Requirements
Collect every line of the listing below that contains the string "stars". Treat case as significant.

Working data
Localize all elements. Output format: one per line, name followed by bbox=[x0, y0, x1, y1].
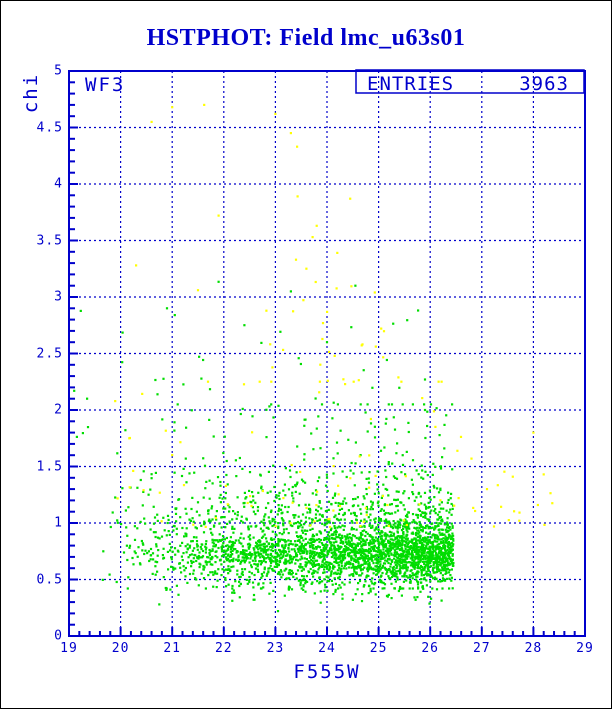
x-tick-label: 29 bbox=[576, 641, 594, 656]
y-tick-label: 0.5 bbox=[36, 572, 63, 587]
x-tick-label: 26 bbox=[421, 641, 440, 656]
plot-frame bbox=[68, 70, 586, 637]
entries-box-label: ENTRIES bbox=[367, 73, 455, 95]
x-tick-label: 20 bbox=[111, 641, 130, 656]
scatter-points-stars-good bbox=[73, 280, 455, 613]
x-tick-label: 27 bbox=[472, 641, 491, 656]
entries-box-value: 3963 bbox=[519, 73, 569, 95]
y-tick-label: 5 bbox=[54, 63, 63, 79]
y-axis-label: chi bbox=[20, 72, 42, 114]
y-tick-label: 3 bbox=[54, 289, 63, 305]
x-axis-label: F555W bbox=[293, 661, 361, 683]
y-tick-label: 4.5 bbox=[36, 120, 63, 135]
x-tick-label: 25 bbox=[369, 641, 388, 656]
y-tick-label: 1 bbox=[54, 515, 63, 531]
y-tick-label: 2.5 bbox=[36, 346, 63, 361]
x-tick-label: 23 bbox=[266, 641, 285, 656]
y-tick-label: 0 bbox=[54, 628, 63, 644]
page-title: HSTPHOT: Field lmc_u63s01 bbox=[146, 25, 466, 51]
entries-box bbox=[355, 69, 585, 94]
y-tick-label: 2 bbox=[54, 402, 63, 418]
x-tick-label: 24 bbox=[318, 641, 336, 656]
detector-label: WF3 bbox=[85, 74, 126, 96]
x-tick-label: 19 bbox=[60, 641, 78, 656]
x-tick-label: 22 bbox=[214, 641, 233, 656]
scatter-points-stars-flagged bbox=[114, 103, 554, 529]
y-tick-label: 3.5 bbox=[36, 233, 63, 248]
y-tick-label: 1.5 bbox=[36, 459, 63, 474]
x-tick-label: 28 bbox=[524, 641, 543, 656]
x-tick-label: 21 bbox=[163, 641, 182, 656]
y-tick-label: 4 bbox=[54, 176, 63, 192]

Answer to this exercise
scatter-points-stars-good bbox=[73, 280, 455, 613]
scatter-points-stars-flagged bbox=[114, 103, 554, 529]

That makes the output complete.